**** Provided data

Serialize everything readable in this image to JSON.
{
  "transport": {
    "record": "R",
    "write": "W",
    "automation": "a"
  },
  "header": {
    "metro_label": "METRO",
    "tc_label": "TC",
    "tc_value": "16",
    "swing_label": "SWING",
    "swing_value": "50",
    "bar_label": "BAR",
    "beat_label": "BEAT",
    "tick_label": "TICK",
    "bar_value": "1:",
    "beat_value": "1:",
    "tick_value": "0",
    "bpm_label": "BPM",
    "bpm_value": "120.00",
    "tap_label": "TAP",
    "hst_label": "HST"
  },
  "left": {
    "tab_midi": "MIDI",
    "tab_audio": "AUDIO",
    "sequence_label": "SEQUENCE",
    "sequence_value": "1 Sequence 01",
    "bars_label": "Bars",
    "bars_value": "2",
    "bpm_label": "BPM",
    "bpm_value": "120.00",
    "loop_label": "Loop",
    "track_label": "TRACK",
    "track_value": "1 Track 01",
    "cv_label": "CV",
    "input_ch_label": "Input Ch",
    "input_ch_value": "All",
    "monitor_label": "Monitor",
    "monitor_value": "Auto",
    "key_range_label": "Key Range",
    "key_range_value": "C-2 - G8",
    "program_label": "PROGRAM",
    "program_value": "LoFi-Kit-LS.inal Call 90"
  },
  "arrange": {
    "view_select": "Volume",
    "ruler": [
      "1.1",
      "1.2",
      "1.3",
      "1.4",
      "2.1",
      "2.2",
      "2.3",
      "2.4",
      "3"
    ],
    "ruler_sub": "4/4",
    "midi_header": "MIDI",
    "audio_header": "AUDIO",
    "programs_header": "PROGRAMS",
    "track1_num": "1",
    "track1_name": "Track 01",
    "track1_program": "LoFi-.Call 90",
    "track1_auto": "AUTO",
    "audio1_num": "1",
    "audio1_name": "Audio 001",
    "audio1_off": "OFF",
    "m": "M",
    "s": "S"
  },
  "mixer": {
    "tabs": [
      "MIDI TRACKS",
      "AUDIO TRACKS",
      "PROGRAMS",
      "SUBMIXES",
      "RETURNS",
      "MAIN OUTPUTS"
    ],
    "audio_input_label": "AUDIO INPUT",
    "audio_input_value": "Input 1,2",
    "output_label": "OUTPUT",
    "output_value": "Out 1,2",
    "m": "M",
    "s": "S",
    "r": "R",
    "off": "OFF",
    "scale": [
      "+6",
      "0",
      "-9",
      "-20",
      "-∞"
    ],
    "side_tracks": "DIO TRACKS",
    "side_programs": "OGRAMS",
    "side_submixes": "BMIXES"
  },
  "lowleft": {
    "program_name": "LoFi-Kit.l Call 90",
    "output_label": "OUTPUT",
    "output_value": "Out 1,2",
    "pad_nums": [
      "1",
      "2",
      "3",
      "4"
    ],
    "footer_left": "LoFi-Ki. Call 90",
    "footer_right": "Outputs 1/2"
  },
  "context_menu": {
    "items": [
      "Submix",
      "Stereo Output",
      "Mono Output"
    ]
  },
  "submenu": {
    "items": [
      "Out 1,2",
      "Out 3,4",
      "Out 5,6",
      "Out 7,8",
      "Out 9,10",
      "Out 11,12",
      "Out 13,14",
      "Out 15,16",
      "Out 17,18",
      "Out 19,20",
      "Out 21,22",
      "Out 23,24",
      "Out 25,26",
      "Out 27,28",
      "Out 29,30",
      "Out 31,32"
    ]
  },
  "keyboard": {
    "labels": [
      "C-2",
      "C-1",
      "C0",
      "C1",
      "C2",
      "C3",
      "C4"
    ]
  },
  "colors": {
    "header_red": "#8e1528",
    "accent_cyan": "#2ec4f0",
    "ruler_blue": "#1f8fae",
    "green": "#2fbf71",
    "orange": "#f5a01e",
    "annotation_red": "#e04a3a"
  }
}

********

Go through the listing and copy all of it exactly.

• Reply to the exercise:
Serialize everything readable in this image to JSON.
{
  "transport": {
    "record": "R",
    "write": "W",
    "automation": "a"
  },
  "header": {
    "metro_label": "METRO",
    "tc_label": "TC",
    "tc_value": "16",
    "swing_label": "SWING",
    "swing_value": "50",
    "bar_label": "BAR",
    "beat_label": "BEAT",
    "tick_label": "TICK",
    "bar_value": "1:",
    "beat_value": "1:",
    "tick_value": "0",
    "bpm_label": "BPM",
    "bpm_value": "120.00",
    "tap_label": "TAP",
    "hst_label": "HST"
  },
  "left": {
    "tab_midi": "MIDI",
    "tab_audio": "AUDIO",
    "sequence_label": "SEQUENCE",
    "sequence_value": "1 Sequence 01",
    "bars_label": "Bars",
    "bars_value": "2",
    "bpm_label": "BPM",
    "bpm_value": "120.00",
    "loop_label": "Loop",
    "track_label": "TRACK",
    "track_value": "1 Track 01",
    "cv_label": "CV",
    "input_ch_label": "Input Ch",
    "input_ch_value": "All",
    "monitor_label": "Monitor",
    "monitor_value": "Auto",
    "key_range_label": "Key Range",
    "key_range_value": "C-2 - G8",
    "program_label": "PROGRAM",
    "program_value": "LoFi-Kit-LS.inal Call 90"
  },
  "arrange": {
    "view_select": "Volume",
    "ruler": [
      "1.1",
      "1.2",
      "1.3",
      "1.4",
      "2.1",
      "2.2",
      "2.3",
      "2.4",
      "3"
    ],
    "ruler_sub": "4/4",
    "midi_header": "MIDI",
    "audio_header": "AUDIO",
    "programs_header": "PROGRAMS",
    "track1_num": "1",
    "track1_name": "Track 01",
    "track1_program": "LoFi-.Call 90",
    "track1_auto": "AUTO",
    "audio1_num": "1",
    "audio1_name": "Audio 001",
    "audio1_off": "OFF",
    "m": "M",
    "s": "S"
  },
  "mixer": {
    "tabs": [
      "MIDI TRACKS",
      "AUDIO TRACKS",
      "PROGRAMS",
      "SUBMIXES",
      "RETURNS",
      "MAIN OUTPUTS"
    ],
    "audio_input_label": "AUDIO INPUT",
    "audio_input_value": "Input 1,2",
    "output_label": "OUTPUT",
    "output_value": "Out 1,2",
    "m": "M",
    "s": "S",
    "r": "R",
    "off": "OFF",
    "scale": [
      "+6",
      "0",
      "-9",
      "-20",
      "-∞"
    ],
    "side_tracks": "DIO TRACKS",
    "side_programs": "OGRAMS",
    "side_submixes": "BMIXES"
  },
  "lowleft": {
    "program_name": "LoFi-Kit.l Call 90",
    "output_label": "OUTPUT",
    "output_value": "Out 1,2",
    "pad_nums": [
      "1",
      "2",
      "3",
      "4"
    ],
    "footer_left": "LoFi-Ki. Call 90",
    "footer_right": "Outputs 1/2"
  },
  "context_menu": {
    "items": [
      "Submix",
      "Stereo Output",
      "Mono Output"
    ]
  },
  "submenu": {
    "items": [
      "Out 1,2",
      "Out 3,4",
      "Out 5,6",
      "Out 7,8",
      "Out 9,10",
      "Out 11,12",
      "Out 13,14",
      "Out 15,16",
      "Out 17,18",
      "Out 19,20",
      "Out 21,22",
      "Out 23,24",
      "Out 25,26",
      "Out 27,28",
      "Out 29,30",
      "Out 31,32"
    ]
  },
  "keyboard": {
    "labels": [
      "C-2",
      "C-1",
      "C0",
      "C1",
      "C2",
      "C3",
      "C4"
    ]
  },
  "colors": {
    "header_red": "#8e1528",
    "accent_cyan": "#2ec4f0",
    "ruler_blue": "#1f8fae",
    "green": "#2fbf71",
    "orange": "#f5a01e",
    "annotation_red": "#e04a3a"
  }
}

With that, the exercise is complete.